## WORK INSTRUCTIONS
Find each line with the word "TetherUS" and copy it.

___ DATASET ROWS ___

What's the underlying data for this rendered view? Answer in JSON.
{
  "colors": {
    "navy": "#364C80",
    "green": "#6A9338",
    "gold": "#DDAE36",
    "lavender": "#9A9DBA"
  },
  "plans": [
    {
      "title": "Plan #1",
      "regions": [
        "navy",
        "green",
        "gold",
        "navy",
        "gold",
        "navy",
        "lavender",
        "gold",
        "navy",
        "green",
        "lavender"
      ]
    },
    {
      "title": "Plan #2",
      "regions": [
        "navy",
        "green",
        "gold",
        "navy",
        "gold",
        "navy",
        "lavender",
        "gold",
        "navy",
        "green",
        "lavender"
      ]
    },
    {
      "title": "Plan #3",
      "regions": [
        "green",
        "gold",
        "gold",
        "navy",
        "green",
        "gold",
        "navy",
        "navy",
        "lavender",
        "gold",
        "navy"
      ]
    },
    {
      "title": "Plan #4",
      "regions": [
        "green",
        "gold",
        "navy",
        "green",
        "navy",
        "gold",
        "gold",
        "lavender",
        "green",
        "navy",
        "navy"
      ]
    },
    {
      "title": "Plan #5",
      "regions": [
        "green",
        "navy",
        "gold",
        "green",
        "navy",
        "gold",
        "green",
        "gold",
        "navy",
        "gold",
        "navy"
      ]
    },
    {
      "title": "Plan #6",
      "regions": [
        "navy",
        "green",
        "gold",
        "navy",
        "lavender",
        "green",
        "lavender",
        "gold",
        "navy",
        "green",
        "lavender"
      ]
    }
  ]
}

___
___ DATASET ROWS ___

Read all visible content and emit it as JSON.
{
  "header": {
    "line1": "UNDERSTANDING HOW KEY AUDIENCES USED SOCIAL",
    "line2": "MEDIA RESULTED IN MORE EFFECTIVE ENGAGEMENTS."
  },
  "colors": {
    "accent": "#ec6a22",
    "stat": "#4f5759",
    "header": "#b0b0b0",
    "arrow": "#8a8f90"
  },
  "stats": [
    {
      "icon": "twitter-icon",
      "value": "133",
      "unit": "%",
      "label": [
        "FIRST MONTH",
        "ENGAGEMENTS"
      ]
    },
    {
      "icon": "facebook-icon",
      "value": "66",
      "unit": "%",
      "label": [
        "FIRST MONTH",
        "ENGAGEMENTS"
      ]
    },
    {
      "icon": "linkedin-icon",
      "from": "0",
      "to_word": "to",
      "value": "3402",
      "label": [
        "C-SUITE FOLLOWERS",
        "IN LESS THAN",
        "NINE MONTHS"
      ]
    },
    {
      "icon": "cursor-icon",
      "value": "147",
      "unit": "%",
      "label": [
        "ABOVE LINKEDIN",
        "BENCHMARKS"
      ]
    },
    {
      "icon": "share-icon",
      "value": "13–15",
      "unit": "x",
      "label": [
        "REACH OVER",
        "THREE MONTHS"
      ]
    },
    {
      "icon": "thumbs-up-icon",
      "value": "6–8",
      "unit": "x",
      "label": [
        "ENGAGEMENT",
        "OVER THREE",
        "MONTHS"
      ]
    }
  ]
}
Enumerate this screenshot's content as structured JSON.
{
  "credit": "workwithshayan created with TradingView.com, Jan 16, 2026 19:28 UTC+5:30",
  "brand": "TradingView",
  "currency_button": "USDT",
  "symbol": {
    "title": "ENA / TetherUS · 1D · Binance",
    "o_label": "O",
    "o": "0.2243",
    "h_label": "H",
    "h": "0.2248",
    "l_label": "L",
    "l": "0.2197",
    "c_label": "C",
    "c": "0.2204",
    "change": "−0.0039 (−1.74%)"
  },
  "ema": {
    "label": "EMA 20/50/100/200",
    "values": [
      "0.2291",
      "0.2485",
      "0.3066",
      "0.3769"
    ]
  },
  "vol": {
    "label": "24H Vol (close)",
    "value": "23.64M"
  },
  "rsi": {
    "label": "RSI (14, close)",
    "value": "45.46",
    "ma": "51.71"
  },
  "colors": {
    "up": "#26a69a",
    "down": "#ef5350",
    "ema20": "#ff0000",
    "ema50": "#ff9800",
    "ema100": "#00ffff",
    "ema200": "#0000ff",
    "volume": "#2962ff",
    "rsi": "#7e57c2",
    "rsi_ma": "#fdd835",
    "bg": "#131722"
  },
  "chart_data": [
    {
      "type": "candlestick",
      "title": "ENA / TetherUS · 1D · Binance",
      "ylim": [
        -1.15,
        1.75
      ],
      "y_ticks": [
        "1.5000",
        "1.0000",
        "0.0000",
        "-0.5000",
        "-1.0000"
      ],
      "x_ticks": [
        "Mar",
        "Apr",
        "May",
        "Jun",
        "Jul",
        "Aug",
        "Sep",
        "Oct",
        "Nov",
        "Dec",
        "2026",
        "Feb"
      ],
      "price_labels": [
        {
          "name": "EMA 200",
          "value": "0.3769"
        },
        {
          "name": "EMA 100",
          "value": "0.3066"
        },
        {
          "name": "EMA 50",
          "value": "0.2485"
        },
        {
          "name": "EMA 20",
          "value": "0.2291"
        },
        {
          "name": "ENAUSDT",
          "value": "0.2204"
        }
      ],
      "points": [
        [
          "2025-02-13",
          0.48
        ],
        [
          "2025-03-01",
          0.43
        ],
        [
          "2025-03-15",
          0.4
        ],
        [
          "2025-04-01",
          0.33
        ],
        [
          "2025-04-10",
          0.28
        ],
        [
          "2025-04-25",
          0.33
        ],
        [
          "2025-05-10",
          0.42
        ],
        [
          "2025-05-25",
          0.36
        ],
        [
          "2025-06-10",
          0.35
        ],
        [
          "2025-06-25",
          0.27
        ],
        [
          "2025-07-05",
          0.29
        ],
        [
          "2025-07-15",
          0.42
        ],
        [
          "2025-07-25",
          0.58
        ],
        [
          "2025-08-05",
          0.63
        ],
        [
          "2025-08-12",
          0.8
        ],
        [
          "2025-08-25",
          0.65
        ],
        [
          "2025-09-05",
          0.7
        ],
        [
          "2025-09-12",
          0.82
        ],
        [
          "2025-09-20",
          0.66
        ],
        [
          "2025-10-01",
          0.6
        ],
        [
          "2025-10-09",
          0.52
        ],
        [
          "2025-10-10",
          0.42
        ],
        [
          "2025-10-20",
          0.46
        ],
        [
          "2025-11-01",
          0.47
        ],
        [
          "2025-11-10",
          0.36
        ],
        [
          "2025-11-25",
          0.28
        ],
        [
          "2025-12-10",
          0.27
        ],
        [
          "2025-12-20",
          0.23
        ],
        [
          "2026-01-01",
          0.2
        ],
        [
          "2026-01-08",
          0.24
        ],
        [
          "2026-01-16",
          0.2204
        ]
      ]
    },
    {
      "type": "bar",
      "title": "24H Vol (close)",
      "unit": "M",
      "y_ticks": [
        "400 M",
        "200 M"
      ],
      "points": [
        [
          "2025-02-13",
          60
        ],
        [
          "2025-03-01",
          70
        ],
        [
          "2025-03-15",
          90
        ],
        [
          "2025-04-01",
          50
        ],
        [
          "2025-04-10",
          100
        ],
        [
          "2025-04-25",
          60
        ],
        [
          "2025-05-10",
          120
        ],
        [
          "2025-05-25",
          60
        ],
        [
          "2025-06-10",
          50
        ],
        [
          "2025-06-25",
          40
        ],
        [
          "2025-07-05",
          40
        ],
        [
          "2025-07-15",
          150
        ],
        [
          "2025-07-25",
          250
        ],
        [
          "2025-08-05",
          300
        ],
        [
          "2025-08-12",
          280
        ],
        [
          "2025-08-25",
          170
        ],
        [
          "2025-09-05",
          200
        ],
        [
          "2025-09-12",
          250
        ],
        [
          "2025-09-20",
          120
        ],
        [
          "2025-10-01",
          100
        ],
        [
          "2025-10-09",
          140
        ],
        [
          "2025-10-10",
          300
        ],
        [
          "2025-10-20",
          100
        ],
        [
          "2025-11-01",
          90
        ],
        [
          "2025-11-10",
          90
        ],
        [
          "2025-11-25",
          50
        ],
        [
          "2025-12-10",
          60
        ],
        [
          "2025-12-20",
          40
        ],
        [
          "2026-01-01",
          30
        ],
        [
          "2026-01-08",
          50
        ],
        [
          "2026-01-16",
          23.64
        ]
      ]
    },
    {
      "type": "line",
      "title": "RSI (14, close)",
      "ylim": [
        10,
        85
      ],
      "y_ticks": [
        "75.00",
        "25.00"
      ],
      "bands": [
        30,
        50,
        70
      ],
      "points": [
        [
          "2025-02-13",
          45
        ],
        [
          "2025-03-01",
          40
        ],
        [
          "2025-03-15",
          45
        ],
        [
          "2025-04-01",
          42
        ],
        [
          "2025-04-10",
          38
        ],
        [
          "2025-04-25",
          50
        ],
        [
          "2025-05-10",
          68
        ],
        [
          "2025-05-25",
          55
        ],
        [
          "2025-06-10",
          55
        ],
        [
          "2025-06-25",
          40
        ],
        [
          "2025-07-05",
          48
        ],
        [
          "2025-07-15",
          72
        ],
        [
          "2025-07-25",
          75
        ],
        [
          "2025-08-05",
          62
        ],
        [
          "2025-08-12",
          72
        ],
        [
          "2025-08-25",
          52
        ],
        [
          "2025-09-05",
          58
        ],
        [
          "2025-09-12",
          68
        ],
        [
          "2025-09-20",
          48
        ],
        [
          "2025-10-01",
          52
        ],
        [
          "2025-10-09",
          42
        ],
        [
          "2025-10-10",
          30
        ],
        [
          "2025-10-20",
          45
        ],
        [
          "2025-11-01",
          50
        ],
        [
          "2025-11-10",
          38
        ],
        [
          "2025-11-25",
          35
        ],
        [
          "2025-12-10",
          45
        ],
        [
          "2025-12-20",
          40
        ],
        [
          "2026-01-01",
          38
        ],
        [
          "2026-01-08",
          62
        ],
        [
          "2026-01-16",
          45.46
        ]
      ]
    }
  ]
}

___
___ DATASET ROWS ___

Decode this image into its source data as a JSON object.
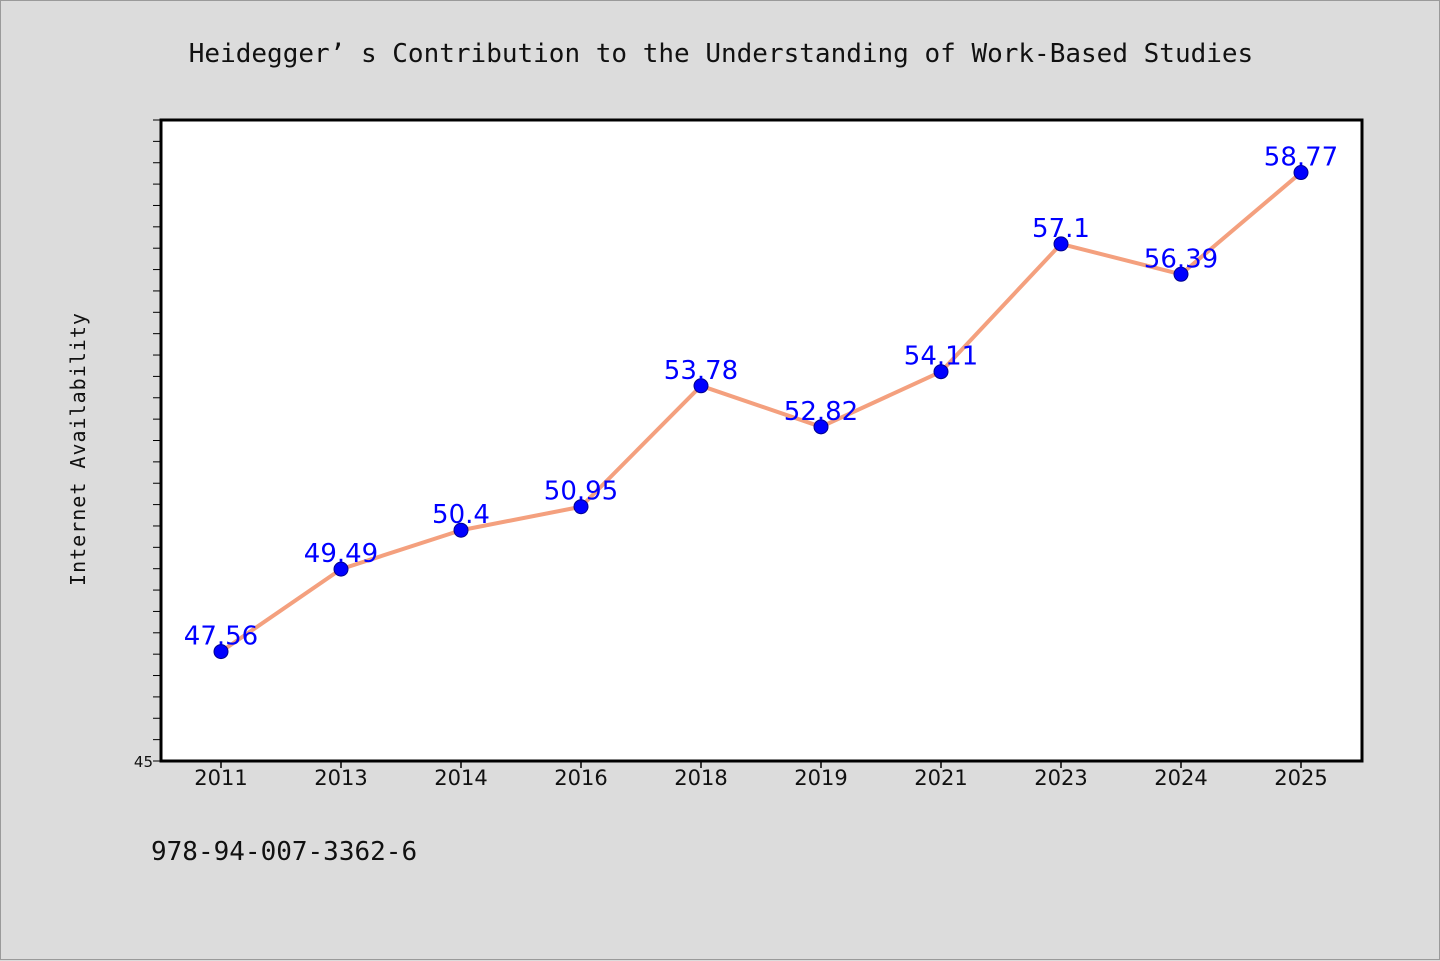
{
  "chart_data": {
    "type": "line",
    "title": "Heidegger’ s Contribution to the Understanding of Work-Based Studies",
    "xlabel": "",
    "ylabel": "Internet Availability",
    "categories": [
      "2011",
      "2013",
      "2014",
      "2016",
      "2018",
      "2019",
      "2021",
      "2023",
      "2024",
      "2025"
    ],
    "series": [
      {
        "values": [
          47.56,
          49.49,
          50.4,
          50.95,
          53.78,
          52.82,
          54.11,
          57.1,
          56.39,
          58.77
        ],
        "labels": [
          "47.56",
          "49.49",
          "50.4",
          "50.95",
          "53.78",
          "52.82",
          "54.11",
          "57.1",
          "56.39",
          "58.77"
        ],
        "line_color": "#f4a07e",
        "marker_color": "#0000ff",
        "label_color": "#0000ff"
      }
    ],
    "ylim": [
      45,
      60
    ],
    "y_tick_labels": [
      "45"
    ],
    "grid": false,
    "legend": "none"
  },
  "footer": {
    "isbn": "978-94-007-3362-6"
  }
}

___

## SOLUTION FOR THIS TASK
    "title": "ENA / TetherUS · 1D · Binance",
      "title": "ENA / TetherUS · 1D · Binance",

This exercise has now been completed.